Work to complete
How many lines of these entries include the string "cách"? State the number alone.
++++ Provided data ++++
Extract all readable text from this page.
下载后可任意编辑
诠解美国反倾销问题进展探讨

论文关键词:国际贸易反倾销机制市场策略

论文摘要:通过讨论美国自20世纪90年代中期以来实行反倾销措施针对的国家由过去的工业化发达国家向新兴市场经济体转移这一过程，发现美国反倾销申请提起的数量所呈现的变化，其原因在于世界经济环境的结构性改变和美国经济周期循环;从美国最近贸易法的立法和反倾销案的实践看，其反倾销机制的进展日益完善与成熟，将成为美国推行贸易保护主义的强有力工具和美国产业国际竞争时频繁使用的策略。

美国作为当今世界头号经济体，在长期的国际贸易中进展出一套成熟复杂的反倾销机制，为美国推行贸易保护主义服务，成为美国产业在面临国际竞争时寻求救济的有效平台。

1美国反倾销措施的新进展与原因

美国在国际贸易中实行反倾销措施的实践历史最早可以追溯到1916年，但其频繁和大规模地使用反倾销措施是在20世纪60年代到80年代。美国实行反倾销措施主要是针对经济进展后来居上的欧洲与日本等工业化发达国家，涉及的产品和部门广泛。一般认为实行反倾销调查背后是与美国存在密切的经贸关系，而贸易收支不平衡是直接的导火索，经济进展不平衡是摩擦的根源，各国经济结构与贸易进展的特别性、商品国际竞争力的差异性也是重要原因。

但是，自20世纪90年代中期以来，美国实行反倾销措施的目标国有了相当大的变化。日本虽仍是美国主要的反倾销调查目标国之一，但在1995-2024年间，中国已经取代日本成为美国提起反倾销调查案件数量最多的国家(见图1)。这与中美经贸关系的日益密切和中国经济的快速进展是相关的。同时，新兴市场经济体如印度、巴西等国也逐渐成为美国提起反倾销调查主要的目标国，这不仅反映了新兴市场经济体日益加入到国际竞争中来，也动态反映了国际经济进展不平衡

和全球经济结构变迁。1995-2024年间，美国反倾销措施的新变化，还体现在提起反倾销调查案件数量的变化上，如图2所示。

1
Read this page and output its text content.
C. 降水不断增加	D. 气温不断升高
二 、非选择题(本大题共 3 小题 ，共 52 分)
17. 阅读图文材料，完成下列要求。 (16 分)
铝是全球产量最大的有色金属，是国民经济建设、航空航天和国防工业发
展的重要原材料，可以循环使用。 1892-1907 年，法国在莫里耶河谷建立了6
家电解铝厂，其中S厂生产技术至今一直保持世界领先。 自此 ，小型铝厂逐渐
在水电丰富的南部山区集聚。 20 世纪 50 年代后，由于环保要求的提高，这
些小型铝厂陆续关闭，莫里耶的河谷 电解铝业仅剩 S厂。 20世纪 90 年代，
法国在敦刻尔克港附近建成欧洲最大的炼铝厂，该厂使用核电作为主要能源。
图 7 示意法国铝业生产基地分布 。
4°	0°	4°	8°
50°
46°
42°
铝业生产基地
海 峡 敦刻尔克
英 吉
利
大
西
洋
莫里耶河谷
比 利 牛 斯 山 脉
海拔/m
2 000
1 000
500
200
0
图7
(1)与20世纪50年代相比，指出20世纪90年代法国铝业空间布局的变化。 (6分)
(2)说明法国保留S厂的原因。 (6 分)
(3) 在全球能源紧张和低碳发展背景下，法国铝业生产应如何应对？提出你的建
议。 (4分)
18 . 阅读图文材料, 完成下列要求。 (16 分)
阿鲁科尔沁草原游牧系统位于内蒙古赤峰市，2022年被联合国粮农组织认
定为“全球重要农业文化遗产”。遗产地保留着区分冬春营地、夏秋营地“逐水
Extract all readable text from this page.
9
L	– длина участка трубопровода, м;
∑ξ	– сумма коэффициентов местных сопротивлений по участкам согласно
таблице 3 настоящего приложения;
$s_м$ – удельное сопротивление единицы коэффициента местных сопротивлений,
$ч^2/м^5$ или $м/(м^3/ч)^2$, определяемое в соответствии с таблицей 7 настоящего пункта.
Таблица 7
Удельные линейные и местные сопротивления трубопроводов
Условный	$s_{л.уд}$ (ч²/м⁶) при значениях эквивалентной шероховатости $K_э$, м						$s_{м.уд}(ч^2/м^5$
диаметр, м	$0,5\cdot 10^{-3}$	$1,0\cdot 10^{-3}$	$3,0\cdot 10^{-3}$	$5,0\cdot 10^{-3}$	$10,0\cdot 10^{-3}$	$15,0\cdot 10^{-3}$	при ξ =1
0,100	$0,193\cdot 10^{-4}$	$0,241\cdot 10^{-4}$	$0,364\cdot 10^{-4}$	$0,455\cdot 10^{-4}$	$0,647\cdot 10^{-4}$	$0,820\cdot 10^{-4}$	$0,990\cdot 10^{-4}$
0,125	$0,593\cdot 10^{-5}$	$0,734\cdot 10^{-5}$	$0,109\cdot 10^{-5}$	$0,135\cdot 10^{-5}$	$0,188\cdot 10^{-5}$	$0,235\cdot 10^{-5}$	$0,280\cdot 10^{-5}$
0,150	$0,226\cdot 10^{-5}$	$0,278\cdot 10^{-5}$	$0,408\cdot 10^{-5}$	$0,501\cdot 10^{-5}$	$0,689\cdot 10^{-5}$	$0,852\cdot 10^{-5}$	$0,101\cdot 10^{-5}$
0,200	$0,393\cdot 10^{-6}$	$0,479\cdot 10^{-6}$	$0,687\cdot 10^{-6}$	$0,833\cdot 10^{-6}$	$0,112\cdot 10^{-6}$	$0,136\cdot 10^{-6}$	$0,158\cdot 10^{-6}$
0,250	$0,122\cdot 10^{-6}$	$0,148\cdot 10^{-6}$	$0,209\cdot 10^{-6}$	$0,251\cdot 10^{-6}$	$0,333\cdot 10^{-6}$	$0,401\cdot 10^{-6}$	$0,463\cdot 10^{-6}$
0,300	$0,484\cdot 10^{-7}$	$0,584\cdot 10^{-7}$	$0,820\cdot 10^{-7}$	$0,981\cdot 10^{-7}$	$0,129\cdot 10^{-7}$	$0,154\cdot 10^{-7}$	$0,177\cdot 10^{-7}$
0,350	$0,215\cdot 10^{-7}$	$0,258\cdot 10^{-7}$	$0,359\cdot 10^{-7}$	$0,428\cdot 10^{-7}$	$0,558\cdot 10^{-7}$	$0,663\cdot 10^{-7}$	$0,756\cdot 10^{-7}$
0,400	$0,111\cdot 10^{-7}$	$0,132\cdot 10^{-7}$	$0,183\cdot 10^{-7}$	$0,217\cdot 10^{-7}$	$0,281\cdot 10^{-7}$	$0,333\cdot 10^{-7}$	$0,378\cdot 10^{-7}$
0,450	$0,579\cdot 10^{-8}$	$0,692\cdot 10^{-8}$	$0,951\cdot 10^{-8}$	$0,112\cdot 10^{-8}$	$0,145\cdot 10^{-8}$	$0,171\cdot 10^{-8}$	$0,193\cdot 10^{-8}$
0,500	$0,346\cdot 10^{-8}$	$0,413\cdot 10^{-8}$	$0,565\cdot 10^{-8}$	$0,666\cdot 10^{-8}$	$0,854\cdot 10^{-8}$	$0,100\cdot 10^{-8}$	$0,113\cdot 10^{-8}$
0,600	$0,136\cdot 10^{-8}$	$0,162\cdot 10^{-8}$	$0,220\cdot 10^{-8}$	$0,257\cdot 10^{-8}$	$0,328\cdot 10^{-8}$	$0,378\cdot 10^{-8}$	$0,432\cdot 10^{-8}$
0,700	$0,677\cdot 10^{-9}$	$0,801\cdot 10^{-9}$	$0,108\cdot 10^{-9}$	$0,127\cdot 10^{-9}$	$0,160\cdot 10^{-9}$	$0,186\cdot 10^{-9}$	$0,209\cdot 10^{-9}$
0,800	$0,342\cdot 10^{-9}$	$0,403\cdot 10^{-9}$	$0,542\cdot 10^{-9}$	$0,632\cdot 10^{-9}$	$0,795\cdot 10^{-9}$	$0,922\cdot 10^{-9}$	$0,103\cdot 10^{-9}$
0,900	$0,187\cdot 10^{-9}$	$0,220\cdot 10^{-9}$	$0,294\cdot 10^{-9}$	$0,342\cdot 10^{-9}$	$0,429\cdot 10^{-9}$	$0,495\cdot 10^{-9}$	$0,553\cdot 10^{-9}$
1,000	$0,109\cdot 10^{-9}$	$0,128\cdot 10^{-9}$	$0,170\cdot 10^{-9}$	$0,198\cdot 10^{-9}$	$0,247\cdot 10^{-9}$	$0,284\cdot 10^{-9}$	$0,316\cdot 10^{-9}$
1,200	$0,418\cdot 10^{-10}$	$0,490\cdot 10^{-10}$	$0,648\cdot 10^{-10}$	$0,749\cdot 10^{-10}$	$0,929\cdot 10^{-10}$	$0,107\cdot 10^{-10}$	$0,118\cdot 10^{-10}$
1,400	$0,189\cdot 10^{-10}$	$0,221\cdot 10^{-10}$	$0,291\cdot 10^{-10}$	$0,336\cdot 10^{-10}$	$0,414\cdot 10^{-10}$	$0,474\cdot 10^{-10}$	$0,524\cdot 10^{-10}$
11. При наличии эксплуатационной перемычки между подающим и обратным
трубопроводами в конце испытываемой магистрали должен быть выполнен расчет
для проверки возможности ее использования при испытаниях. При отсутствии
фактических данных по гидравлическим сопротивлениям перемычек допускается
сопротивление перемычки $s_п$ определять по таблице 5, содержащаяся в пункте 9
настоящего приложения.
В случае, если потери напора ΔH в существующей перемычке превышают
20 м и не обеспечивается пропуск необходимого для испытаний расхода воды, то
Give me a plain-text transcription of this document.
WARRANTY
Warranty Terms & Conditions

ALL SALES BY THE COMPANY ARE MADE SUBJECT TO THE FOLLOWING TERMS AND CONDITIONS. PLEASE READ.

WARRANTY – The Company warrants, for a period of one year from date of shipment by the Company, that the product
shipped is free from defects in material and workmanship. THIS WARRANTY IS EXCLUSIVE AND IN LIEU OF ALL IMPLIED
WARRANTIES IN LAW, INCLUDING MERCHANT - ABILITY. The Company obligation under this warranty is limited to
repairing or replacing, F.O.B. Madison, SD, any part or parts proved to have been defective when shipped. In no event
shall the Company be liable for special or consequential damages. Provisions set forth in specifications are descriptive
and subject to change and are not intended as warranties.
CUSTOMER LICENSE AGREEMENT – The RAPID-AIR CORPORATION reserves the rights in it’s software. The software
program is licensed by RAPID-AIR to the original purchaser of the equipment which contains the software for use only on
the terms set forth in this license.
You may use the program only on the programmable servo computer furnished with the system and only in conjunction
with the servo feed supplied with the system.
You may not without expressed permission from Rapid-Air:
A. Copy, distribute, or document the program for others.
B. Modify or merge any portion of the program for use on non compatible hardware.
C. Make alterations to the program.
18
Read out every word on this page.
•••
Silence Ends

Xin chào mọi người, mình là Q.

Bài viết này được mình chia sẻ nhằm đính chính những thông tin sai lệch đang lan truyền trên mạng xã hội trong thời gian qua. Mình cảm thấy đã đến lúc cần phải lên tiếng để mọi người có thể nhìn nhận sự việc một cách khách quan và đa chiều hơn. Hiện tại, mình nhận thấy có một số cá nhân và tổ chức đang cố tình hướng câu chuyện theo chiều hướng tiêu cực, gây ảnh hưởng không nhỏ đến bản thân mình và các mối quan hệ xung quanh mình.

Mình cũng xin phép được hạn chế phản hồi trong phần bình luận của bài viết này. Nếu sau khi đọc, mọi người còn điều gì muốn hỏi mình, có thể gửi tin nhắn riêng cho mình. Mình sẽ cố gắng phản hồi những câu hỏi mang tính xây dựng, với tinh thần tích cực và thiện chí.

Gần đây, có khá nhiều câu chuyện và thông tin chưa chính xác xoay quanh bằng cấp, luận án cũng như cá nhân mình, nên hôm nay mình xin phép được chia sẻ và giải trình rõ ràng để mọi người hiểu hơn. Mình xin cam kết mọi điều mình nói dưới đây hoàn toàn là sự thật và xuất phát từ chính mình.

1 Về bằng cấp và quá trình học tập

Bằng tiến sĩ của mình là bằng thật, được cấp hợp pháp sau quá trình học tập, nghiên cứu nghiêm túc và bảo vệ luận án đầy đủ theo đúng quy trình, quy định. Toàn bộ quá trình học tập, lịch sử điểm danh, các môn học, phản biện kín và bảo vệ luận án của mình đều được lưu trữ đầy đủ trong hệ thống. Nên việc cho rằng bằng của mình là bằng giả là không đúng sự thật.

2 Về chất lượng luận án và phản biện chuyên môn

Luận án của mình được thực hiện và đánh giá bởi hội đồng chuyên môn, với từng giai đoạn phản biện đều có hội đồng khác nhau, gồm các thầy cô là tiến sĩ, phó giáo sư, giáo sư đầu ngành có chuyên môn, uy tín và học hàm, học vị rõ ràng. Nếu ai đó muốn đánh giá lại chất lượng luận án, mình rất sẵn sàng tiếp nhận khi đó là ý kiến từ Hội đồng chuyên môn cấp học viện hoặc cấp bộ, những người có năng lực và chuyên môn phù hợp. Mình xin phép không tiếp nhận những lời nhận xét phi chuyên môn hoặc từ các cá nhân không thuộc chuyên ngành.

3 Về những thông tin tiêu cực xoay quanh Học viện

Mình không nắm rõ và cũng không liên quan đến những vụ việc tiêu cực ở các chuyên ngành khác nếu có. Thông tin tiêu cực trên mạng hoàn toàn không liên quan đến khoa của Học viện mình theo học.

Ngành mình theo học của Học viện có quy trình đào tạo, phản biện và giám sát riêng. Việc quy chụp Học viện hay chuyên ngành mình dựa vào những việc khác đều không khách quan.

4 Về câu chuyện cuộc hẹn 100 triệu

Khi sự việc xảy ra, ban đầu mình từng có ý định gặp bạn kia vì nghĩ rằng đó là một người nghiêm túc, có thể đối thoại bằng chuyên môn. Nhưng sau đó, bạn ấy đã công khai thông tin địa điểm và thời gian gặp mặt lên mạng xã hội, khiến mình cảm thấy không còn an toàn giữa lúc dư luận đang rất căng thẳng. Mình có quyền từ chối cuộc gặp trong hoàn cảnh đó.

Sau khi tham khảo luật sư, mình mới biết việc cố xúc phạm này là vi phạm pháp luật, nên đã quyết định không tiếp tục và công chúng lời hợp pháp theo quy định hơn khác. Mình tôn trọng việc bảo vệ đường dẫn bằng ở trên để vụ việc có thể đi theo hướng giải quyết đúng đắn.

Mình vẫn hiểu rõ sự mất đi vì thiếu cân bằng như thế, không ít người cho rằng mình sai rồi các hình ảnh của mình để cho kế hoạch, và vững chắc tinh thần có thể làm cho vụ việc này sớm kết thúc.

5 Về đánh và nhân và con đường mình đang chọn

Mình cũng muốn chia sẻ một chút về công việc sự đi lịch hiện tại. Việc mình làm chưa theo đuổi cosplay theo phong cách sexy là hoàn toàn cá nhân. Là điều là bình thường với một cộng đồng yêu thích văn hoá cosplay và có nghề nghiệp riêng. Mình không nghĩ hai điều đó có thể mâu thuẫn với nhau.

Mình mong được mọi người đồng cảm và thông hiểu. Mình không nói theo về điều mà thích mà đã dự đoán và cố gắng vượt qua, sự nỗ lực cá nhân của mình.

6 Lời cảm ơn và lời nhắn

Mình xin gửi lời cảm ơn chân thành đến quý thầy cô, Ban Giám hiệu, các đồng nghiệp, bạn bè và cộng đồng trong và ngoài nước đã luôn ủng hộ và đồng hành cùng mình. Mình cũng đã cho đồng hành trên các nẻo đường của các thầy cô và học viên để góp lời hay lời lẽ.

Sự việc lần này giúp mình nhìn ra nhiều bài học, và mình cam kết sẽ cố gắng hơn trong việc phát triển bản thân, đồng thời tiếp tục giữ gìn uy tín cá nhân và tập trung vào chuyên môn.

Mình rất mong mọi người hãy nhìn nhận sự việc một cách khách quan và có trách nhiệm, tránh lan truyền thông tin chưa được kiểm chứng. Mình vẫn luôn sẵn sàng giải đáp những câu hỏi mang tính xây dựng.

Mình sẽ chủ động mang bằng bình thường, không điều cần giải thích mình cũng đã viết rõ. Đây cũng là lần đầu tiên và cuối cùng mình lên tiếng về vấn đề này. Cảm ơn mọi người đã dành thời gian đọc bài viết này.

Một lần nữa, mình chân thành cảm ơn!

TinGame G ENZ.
++++
Output of the task
3